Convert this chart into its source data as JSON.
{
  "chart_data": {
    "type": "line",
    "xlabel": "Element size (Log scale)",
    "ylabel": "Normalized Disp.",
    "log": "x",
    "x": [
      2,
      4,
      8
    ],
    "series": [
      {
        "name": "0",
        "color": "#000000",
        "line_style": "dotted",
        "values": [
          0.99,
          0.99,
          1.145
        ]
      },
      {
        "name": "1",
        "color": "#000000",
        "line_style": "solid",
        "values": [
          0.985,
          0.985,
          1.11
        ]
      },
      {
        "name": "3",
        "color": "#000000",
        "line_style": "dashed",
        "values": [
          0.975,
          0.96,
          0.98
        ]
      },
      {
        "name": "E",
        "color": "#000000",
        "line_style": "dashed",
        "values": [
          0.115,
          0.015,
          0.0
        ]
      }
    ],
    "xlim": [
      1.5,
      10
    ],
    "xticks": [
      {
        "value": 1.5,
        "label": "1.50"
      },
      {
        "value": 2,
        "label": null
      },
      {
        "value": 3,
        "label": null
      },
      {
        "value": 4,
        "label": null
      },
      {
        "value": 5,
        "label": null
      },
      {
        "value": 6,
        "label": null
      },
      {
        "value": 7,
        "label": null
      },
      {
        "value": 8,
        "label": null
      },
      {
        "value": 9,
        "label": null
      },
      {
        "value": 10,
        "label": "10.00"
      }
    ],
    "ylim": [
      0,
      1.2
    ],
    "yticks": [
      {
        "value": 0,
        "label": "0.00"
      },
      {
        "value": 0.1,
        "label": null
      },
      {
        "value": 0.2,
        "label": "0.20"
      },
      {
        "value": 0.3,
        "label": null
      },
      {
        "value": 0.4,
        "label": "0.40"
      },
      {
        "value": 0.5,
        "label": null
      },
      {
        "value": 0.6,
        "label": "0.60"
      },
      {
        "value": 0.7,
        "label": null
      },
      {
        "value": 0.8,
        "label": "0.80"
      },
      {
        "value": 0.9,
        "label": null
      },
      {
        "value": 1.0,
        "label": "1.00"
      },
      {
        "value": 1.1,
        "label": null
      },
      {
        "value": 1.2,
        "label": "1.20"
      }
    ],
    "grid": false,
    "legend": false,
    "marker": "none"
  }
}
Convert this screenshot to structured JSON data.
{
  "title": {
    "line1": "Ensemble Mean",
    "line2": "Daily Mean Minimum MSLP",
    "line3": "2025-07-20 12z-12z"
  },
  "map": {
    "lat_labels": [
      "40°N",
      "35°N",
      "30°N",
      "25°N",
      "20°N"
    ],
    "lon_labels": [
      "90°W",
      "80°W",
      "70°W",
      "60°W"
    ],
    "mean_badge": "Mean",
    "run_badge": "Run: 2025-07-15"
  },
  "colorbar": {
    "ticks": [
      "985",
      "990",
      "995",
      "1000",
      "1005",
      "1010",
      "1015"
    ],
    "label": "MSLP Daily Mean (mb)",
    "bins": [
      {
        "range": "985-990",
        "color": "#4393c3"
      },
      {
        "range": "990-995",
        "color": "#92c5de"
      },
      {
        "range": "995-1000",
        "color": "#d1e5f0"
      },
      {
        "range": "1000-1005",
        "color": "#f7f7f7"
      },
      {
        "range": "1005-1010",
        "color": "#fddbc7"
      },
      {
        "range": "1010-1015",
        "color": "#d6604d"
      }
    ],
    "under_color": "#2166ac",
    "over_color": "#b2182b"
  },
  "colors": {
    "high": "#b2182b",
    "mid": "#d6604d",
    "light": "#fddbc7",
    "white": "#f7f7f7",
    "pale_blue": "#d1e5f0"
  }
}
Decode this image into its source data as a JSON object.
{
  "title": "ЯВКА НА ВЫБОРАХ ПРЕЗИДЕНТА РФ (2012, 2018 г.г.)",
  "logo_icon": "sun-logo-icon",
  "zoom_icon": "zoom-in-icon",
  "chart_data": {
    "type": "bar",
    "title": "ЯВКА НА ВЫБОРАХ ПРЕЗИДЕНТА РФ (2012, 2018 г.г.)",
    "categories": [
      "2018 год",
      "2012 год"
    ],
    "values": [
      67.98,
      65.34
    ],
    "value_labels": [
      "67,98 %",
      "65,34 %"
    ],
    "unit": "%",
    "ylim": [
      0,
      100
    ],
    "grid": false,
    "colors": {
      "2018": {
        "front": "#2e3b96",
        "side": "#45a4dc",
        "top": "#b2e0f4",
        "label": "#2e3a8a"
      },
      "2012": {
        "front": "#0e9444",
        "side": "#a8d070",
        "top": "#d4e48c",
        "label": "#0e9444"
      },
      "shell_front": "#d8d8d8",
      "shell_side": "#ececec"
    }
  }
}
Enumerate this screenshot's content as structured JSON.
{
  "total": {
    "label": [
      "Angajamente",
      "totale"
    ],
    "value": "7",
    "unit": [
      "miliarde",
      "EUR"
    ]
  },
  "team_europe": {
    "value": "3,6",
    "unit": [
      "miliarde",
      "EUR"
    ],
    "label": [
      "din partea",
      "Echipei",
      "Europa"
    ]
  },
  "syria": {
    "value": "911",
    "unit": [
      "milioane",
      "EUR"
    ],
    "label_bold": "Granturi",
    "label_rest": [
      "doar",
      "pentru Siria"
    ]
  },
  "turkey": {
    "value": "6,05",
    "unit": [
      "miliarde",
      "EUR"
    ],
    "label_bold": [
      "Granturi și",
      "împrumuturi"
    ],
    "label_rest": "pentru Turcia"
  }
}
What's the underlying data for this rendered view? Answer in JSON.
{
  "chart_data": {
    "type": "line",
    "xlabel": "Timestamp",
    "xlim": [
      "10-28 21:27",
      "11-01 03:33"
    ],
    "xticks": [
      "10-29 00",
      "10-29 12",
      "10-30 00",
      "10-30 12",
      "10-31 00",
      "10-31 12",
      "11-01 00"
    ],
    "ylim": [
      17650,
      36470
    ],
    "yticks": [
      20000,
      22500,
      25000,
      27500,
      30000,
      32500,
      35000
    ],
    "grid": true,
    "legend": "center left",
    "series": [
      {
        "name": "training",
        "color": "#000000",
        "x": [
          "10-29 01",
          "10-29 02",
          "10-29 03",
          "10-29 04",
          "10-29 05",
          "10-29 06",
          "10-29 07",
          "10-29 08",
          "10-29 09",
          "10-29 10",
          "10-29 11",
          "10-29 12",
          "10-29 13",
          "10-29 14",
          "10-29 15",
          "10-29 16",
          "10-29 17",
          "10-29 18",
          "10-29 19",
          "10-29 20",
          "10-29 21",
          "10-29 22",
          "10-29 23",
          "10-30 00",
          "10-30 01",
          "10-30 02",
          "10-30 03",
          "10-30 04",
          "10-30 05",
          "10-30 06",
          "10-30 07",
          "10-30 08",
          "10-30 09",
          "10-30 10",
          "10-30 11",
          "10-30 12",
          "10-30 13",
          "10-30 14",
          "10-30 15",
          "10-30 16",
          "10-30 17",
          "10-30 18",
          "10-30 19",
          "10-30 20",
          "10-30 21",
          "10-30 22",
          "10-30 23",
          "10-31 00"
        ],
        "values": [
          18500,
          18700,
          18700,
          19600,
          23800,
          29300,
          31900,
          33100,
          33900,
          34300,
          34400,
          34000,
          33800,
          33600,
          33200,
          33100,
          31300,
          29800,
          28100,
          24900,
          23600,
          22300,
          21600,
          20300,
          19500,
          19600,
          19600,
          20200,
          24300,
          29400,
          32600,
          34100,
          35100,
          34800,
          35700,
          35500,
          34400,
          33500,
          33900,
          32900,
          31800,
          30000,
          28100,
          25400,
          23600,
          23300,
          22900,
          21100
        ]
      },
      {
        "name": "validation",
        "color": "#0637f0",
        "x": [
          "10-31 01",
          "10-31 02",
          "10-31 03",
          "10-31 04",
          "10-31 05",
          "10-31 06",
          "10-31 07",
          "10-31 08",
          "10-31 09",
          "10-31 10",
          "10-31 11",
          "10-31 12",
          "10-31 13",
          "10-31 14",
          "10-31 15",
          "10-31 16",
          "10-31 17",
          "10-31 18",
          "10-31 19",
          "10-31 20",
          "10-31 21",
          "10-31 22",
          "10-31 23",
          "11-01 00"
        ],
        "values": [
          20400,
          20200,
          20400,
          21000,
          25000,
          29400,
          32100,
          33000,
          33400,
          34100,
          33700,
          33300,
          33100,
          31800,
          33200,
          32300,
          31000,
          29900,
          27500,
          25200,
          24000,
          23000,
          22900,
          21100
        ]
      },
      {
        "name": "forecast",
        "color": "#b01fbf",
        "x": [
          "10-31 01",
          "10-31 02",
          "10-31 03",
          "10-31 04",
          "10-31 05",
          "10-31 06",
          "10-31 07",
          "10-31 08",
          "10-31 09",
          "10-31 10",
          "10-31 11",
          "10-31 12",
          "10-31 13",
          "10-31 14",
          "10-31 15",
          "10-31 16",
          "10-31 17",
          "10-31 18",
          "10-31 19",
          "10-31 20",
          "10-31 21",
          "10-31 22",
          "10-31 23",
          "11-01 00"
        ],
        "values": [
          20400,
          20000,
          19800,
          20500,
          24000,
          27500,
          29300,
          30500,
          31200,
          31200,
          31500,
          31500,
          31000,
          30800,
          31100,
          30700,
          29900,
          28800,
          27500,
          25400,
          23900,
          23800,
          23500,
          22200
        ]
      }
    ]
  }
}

*What you have to do*:
Each line that holds the word "ВЫБОРАХ" is to be copied.

*Task solution*:
  "title": "ЯВКА НА ВЫБОРАХ ПРЕЗИДЕНТА РФ (2012, 2018 г.г.)",
    "title": "ЯВКА НА ВЫБОРАХ ПРЕЗИДЕНТА РФ (2012, 2018 г.г.)",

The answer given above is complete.